*Given instruction*. Extract all lines in the data that contain the word "name".

*Supplied information*.

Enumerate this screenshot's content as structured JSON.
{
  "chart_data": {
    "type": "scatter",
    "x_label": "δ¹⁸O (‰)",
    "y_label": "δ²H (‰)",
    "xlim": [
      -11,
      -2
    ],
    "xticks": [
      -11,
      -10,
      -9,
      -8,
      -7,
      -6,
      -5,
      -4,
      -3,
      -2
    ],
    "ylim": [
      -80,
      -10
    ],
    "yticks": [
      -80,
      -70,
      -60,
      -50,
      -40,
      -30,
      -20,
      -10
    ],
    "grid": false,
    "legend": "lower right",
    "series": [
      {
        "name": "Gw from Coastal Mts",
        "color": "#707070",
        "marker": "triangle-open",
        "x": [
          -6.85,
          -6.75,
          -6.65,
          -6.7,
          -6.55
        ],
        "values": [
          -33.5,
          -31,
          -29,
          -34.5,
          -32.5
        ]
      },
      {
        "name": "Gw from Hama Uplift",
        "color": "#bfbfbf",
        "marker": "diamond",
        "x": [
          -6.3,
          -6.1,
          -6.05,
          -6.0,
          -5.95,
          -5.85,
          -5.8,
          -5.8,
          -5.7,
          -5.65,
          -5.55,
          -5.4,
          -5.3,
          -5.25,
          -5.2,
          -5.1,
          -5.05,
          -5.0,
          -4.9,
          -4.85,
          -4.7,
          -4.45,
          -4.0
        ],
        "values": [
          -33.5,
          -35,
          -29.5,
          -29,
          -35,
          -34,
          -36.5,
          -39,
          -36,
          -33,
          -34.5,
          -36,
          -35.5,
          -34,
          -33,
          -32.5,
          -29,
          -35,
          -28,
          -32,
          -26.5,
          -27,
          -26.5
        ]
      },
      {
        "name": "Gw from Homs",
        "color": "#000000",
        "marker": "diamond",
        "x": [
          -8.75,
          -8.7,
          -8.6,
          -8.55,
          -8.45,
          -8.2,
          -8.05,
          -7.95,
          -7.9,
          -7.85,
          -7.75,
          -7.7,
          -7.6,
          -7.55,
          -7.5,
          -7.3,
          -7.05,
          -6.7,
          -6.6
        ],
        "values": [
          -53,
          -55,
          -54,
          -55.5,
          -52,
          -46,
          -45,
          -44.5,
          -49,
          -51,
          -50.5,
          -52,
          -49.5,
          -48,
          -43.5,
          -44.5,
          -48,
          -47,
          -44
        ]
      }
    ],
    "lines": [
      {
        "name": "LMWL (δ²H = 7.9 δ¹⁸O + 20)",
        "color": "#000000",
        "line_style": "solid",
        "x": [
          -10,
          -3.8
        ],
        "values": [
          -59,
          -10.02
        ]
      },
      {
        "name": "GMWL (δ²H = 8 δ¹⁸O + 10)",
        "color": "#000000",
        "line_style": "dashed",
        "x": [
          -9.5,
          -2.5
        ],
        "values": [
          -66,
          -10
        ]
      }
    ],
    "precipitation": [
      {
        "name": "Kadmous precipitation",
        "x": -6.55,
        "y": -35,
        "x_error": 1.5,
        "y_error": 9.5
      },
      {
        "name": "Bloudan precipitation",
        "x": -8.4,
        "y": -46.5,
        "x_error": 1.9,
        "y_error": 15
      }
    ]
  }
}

*Exercise result*.
        "name": "Gw from Coastal Mts",
        "name": "Gw from Hama Uplift",
        "name": "Gw from Homs",
        "name": "LMWL (δ²H = 7.9 δ¹⁸O + 20)",
        "name": "GMWL (δ²H = 8 δ¹⁸O + 10)",
        "name": "Kadmous precipitation",
        "name": "Bloudan precipitation",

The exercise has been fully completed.